**Data for this exercise**
++++
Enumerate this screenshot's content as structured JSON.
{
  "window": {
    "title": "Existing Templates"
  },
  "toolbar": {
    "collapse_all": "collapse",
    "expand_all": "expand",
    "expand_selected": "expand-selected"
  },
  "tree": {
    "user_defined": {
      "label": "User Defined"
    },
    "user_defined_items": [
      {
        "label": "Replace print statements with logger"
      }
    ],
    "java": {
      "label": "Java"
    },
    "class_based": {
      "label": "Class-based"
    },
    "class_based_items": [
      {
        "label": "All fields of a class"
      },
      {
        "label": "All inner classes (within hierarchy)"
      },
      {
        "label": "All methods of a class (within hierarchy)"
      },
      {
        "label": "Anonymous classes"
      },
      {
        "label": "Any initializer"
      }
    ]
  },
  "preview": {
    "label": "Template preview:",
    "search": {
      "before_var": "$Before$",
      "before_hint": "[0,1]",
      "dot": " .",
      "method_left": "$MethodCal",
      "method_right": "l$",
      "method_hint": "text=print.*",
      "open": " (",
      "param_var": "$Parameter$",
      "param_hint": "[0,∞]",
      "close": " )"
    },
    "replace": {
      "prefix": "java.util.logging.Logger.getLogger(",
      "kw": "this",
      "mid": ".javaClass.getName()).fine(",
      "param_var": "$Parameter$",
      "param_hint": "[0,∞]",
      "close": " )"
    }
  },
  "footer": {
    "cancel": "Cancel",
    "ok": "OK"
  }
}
++++
**Written request**
Copy the material above back out, exactly as written.

**Final result**
Enumerate this screenshot's content as structured JSON.
{
  "window": {
    "title": "Existing Templates"
  },
  "toolbar": {
    "collapse_all": "collapse",
    "expand_all": "expand",
    "expand_selected": "expand-selected"
  },
  "tree": {
    "user_defined": {
      "label": "User Defined"
    },
    "user_defined_items": [
      {
        "label": "Replace print statements with logger"
      }
    ],
    "java": {
      "label": "Java"
    },
    "class_based": {
      "label": "Class-based"
    },
    "class_based_items": [
      {
        "label": "All fields of a class"
      },
      {
        "label": "All inner classes (within hierarchy)"
      },
      {
        "label": "All methods of a class (within hierarchy)"
      },
      {
        "label": "Anonymous classes"
      },
      {
        "label": "Any initializer"
      }
    ]
  },
  "preview": {
    "label": "Template preview:",
    "search": {
      "before_var": "$Before$",
      "before_hint": "[0,1]",
      "dot": " .",
      "method_left": "$MethodCal",
      "method_right": "l$",
      "method_hint": "text=print.*",
      "open": " (",
      "param_var": "$Parameter$",
      "param_hint": "[0,∞]",
      "close": " )"
    },
    "replace": {
      "prefix": "java.util.logging.Logger.getLogger(",
      "kw": "this",
      "mid": ".javaClass.getName()).fine(",
      "param_var": "$Parameter$",
      "param_hint": "[0,∞]",
      "close": " )"
    }
  },
  "footer": {
    "cancel": "Cancel",
    "ok": "OK"
  }
}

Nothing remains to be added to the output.